*Do this*
Retype the material in full, keeping every word the same.

— Start Raw data —

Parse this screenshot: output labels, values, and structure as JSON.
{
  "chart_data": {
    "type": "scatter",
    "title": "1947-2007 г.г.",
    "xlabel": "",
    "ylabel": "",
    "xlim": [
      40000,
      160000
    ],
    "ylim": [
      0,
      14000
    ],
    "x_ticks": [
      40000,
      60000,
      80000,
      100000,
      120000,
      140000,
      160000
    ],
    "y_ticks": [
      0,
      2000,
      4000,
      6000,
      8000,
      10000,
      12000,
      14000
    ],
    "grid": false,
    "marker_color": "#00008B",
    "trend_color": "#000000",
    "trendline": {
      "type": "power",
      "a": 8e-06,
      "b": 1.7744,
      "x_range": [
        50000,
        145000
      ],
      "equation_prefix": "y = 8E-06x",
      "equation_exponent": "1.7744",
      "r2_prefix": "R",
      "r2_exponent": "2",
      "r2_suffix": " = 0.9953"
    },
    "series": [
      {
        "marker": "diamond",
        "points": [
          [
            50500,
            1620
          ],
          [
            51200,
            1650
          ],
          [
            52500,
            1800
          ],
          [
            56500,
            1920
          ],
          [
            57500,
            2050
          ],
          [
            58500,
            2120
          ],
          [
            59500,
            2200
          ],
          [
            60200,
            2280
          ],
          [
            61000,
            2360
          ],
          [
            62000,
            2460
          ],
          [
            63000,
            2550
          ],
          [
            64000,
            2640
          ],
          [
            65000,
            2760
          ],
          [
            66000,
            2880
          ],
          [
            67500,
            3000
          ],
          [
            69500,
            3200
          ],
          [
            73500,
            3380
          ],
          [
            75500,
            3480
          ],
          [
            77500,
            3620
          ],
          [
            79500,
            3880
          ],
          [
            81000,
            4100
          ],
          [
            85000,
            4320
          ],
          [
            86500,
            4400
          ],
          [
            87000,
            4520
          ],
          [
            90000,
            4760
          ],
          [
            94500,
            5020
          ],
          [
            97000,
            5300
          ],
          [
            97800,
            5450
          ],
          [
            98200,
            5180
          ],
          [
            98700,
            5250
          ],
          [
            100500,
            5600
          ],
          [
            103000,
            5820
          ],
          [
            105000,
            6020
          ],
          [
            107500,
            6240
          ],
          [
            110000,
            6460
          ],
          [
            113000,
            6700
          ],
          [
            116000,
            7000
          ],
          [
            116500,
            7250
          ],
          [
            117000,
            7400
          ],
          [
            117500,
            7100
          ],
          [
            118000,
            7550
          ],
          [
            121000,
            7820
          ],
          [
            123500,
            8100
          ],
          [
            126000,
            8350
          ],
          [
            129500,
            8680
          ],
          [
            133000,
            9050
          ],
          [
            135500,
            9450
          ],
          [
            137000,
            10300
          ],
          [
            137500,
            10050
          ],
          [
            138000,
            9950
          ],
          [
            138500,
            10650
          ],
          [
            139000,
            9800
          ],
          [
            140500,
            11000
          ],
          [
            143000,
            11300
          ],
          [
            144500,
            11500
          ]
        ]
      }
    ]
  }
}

— End Raw data —

*Written solution*
Parse this screenshot: output labels, values, and structure as JSON.
{
  "chart_data": {
    "type": "scatter",
    "title": "1947-2007 г.г.",
    "xlabel": "",
    "ylabel": "",
    "xlim": [
      40000,
      160000
    ],
    "ylim": [
      0,
      14000
    ],
    "x_ticks": [
      40000,
      60000,
      80000,
      100000,
      120000,
      140000,
      160000
    ],
    "y_ticks": [
      0,
      2000,
      4000,
      6000,
      8000,
      10000,
      12000,
      14000
    ],
    "grid": false,
    "marker_color": "#00008B",
    "trend_color": "#000000",
    "trendline": {
      "type": "power",
      "a": 8e-06,
      "b": 1.7744,
      "x_range": [
        50000,
        145000
      ],
      "equation_prefix": "y = 8E-06x",
      "equation_exponent": "1.7744",
      "r2_prefix": "R",
      "r2_exponent": "2",
      "r2_suffix": " = 0.9953"
    },
    "series": [
      {
        "marker": "diamond",
        "points": [
          [
            50500,
            1620
          ],
          [
            51200,
            1650
          ],
          [
            52500,
            1800
          ],
          [
            56500,
            1920
          ],
          [
            57500,
            2050
          ],
          [
            58500,
            2120
          ],
          [
            59500,
            2200
          ],
          [
            60200,
            2280
          ],
          [
            61000,
            2360
          ],
          [
            62000,
            2460
          ],
          [
            63000,
            2550
          ],
          [
            64000,
            2640
          ],
          [
            65000,
            2760
          ],
          [
            66000,
            2880
          ],
          [
            67500,
            3000
          ],
          [
            69500,
            3200
          ],
          [
            73500,
            3380
          ],
          [
            75500,
            3480
          ],
          [
            77500,
            3620
          ],
          [
            79500,
            3880
          ],
          [
            81000,
            4100
          ],
          [
            85000,
            4320
          ],
          [
            86500,
            4400
          ],
          [
            87000,
            4520
          ],
          [
            90000,
            4760
          ],
          [
            94500,
            5020
          ],
          [
            97000,
            5300
          ],
          [
            97800,
            5450
          ],
          [
            98200,
            5180
          ],
          [
            98700,
            5250
          ],
          [
            100500,
            5600
          ],
          [
            103000,
            5820
          ],
          [
            105000,
            6020
          ],
          [
            107500,
            6240
          ],
          [
            110000,
            6460
          ],
          [
            113000,
            6700
          ],
          [
            116000,
            7000
          ],
          [
            116500,
            7250
          ],
          [
            117000,
            7400
          ],
          [
            117500,
            7100
          ],
          [
            118000,
            7550
          ],
          [
            121000,
            7820
          ],
          [
            123500,
            8100
          ],
          [
            126000,
            8350
          ],
          [
            129500,
            8680
          ],
          [
            133000,
            9050
          ],
          [
            135500,
            9450
          ],
          [
            137000,
            10300
          ],
          [
            137500,
            10050
          ],
          [
            138000,
            9950
          ],
          [
            138500,
            10650
          ],
          [
            139000,
            9800
          ],
          [
            140500,
            11000
          ],
          [
            143000,
            11300
          ],
          [
            144500,
            11500
          ]
        ]
      }
    ]
  }
}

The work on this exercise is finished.